- SHORT TASK
In the listing below, find every line containing "الموسم" and copy it out.

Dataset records
-=-=-

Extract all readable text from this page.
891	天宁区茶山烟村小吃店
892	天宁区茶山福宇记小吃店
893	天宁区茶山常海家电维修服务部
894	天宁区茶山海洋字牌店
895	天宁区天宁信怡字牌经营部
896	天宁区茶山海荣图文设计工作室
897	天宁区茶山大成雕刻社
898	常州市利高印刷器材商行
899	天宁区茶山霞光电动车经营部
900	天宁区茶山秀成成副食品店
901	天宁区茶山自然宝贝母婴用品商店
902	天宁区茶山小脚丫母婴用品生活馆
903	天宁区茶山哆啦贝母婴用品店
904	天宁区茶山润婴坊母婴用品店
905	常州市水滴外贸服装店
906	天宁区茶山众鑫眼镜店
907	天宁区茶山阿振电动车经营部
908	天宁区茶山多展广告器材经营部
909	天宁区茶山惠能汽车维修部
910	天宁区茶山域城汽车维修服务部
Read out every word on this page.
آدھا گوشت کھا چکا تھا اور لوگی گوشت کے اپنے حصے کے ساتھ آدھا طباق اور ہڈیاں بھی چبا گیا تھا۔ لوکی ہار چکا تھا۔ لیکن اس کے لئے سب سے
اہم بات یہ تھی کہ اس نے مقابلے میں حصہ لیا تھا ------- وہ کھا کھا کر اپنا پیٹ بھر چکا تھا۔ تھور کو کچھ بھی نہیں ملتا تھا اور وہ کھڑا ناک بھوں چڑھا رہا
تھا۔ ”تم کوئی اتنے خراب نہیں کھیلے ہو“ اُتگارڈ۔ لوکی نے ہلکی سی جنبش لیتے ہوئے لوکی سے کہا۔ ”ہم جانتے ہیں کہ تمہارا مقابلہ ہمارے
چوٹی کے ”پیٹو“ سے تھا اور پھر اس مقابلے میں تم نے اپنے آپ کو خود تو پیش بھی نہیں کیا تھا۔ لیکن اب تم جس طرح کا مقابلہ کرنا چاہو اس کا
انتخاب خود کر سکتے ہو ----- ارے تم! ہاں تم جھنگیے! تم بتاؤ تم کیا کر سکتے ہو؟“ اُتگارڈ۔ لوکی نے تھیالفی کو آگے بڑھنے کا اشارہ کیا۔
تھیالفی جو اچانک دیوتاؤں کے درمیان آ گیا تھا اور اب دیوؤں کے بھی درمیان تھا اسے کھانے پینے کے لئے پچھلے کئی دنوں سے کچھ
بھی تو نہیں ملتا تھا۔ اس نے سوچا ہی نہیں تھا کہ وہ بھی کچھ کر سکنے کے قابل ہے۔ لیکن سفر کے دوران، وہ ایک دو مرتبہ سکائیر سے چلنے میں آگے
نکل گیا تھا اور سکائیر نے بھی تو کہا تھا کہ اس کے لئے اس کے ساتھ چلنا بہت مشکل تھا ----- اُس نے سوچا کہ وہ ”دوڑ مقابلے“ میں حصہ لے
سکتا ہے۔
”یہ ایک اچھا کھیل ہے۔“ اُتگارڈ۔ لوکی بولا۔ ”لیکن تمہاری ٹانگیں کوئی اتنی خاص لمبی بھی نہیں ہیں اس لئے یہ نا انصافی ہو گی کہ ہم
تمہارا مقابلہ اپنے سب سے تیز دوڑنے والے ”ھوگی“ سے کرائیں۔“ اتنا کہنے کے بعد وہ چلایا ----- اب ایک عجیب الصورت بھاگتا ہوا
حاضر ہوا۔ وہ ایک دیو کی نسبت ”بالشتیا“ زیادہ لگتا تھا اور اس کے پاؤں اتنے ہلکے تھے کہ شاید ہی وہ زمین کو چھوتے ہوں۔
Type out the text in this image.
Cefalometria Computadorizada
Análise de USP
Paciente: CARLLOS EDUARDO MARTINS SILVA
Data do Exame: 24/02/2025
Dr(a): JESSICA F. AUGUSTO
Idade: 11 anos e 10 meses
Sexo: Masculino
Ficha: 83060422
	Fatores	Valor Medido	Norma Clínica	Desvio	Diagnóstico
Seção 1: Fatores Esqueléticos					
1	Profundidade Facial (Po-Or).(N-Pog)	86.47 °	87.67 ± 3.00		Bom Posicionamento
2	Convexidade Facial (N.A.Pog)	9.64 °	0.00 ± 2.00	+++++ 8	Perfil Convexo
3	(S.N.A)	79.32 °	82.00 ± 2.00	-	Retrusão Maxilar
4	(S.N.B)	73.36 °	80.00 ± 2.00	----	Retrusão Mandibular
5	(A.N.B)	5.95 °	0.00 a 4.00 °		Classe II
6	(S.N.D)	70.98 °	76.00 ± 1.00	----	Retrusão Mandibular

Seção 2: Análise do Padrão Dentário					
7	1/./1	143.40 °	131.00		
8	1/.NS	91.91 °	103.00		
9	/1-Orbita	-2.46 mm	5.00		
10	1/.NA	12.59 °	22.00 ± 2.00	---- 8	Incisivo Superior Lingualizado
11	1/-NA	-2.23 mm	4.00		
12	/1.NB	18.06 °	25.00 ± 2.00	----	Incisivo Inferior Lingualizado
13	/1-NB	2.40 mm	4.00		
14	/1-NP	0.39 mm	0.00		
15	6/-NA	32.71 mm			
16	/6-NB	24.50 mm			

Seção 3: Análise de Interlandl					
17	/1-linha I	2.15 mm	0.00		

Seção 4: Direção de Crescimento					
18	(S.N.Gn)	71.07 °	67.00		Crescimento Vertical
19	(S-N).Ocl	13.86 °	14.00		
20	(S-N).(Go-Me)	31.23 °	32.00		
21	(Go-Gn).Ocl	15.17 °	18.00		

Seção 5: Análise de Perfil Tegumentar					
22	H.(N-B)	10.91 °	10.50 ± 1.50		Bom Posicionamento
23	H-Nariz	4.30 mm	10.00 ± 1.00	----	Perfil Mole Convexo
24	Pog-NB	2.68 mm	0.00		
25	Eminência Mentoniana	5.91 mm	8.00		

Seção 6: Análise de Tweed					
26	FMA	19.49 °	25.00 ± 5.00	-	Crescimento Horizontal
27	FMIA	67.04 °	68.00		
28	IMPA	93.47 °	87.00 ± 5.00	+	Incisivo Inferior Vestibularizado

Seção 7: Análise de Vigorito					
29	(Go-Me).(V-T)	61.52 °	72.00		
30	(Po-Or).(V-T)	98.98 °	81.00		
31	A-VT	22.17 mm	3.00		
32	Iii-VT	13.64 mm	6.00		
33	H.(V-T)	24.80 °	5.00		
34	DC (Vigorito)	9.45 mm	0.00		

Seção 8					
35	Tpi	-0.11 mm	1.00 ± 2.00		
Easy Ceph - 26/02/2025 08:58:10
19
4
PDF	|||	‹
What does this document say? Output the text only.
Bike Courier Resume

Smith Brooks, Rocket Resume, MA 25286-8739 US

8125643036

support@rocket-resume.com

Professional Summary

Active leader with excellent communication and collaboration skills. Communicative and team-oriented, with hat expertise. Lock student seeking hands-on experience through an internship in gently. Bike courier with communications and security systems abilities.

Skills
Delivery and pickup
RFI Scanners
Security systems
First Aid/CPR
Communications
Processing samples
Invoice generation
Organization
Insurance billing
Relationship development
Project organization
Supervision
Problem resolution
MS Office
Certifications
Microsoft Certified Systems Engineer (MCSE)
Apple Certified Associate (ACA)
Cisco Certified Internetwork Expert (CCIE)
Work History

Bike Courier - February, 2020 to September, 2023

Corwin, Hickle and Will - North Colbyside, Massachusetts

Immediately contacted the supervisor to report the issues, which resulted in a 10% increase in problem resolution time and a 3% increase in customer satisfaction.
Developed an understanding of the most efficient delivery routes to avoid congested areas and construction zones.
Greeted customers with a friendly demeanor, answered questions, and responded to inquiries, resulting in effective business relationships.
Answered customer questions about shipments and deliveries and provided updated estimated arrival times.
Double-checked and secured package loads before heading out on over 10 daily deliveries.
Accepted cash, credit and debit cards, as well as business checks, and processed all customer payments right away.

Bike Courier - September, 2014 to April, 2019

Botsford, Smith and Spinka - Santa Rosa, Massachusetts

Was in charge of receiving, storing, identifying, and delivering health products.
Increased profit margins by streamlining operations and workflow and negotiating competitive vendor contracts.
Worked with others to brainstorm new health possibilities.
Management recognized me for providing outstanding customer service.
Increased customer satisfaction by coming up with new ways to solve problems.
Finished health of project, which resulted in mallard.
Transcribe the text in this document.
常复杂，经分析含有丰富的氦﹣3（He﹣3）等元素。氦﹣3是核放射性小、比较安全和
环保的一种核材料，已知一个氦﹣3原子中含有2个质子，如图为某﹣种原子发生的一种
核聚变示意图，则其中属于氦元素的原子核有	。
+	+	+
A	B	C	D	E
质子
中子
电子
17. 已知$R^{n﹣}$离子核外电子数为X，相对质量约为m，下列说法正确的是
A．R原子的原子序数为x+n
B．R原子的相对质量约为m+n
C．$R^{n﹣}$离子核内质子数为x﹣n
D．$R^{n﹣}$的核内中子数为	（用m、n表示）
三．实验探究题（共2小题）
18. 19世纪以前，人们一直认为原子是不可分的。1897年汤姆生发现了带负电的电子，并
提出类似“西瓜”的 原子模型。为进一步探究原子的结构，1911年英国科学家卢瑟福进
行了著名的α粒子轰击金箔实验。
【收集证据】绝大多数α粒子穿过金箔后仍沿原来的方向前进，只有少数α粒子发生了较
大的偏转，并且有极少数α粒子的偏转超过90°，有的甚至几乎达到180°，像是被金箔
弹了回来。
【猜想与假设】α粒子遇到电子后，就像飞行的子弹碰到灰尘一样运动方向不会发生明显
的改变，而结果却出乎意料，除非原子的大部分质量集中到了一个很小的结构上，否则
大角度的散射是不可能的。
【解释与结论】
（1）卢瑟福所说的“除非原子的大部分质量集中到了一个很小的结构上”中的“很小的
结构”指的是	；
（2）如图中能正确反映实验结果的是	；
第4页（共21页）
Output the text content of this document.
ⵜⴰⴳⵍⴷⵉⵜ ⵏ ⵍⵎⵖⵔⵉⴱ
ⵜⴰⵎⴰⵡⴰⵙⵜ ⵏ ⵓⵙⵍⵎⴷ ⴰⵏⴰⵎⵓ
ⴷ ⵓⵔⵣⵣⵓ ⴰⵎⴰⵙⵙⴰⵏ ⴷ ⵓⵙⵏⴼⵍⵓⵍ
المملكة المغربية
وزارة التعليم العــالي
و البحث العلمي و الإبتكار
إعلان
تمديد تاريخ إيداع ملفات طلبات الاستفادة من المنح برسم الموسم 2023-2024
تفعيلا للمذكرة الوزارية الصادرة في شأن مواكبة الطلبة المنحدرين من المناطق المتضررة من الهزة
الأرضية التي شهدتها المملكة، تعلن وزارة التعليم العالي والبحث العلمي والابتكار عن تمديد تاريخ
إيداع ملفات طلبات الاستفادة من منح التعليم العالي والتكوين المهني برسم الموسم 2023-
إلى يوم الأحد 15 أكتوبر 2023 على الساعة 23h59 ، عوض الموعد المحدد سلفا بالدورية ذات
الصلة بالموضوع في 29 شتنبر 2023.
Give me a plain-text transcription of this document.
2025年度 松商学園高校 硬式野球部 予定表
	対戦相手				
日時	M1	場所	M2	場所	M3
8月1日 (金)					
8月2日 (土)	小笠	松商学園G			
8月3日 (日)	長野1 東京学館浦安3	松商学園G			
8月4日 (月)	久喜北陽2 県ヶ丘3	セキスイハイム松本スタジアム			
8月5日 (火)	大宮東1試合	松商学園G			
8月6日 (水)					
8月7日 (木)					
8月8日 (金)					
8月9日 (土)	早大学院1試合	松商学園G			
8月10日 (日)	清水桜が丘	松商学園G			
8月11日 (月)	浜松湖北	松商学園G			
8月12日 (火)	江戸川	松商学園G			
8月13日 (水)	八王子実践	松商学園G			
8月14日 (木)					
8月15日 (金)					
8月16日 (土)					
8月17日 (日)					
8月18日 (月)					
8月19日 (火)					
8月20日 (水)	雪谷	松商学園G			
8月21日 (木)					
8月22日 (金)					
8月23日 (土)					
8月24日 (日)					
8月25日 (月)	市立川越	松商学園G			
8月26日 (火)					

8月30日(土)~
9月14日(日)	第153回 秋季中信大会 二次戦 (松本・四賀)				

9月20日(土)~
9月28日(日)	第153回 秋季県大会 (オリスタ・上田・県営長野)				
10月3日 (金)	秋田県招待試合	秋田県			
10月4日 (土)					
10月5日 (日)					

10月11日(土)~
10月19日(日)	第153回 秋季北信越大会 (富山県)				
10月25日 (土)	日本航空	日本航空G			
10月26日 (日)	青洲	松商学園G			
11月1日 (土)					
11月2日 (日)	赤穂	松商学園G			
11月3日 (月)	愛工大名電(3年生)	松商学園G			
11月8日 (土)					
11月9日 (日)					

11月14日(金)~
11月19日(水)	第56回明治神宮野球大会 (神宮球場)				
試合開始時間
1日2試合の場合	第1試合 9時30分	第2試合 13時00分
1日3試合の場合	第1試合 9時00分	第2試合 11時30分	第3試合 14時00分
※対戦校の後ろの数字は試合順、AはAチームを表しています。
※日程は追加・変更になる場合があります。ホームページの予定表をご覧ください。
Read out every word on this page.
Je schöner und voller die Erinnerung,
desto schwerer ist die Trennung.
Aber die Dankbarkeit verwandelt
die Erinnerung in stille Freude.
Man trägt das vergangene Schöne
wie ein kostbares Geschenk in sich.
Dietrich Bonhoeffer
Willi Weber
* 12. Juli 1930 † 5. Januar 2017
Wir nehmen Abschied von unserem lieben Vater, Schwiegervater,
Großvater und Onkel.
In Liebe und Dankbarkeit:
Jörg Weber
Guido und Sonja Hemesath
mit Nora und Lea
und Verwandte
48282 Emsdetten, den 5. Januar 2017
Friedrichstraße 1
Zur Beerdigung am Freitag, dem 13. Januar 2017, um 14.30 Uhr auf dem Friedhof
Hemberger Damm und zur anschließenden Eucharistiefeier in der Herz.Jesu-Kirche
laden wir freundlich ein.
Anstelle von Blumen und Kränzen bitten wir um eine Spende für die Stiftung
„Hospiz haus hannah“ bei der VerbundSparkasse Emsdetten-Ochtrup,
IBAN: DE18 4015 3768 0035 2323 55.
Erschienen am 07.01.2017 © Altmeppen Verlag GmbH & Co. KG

-=-=-

- EXPECTED ANSWER
تمديد تاريخ إيداع ملفات طلبات الاستفادة من المنح برسم الموسم 2023-2024
إيداع ملفات طلبات الاستفادة من منح التعليم العالي والتكوين المهني برسم الموسم 2023-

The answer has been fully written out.